:: Task directions ::
Return all the entries exactly, keeping pictures out.

--- The data ---

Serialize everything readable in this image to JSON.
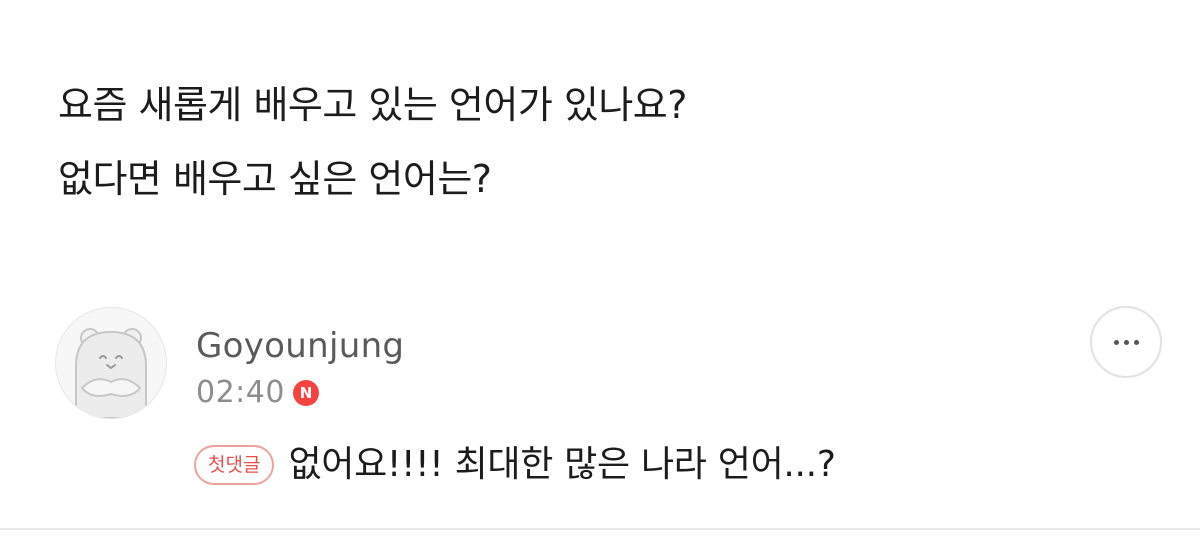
{
  "question": {
    "line1": "요즘 새롭게 배우고 있는 언어가 있나요?",
    "line2": "없다면 배우고 싶은 언어는?"
  },
  "comment": {
    "author": "Goyounjung",
    "time": "02:40",
    "new_badge": "N",
    "first_comment_tag": "첫댓글",
    "text": "없어요!!!! 최대한 많은 나라 언어...?"
  },
  "icons": {
    "avatar": "hamster-avatar-icon",
    "more": "more-dots-icon"
  },
  "colors": {
    "badge_red": "#f5433f",
    "tag_text": "#e8504c",
    "tag_border": "#f0a19e",
    "meta_gray": "#8d8d8d"
  }
}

---

:: Task answer ::
Serialize everything readable in this image to JSON.
{
  "question": {
    "line1": "요즘 새롭게 배우고 있는 언어가 있나요?",
    "line2": "없다면 배우고 싶은 언어는?"
  },
  "comment": {
    "author": "Goyounjung",
    "time": "02:40",
    "new_badge": "N",
    "first_comment_tag": "첫댓글",
    "text": "없어요!!!! 최대한 많은 나라 언어...?"
  },
  "icons": {
    "avatar": "hamster-avatar-icon",
    "more": "more-dots-icon"
  },
  "colors": {
    "badge_red": "#f5433f",
    "tag_text": "#e8504c",
    "tag_border": "#f0a19e",
    "meta_gray": "#8d8d8d"
  }
}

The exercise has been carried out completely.